━━━ Record excerpts

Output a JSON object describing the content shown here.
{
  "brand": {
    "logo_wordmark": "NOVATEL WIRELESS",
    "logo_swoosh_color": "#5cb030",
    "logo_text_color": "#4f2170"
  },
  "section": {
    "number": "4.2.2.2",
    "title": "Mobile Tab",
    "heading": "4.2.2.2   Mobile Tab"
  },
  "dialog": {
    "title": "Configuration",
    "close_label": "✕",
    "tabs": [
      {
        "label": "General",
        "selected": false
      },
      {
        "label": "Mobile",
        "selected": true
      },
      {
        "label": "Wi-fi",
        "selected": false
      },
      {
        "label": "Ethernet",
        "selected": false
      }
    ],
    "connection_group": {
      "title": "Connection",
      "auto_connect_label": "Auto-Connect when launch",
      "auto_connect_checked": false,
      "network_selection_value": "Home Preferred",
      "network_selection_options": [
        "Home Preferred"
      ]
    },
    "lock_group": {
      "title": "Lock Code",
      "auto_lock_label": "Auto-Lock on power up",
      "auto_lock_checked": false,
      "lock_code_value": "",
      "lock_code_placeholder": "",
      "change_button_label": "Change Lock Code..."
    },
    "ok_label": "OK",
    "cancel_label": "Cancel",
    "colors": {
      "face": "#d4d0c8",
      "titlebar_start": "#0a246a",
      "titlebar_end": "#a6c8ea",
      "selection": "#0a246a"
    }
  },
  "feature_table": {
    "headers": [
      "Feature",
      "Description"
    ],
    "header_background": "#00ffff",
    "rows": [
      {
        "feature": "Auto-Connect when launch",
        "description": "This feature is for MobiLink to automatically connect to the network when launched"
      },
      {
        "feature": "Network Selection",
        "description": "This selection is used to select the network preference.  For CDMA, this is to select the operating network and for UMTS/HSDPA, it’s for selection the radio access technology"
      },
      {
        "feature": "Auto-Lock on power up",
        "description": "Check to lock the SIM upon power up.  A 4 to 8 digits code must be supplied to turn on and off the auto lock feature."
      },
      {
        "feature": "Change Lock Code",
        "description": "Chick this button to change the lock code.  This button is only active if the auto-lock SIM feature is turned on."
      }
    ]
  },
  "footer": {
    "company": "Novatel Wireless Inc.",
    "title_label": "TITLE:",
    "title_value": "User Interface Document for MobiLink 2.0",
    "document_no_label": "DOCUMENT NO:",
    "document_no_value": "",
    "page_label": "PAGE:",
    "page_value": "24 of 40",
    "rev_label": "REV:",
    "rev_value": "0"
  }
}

━━━━━━

- _Short task_: Copy each line from the data above that includes "MobiLink".

- _Solved problem_:
        "description": "This feature is for MobiLink to automatically connect to the network when launched"
    "title_value": "User Interface Document for MobiLink 2.0",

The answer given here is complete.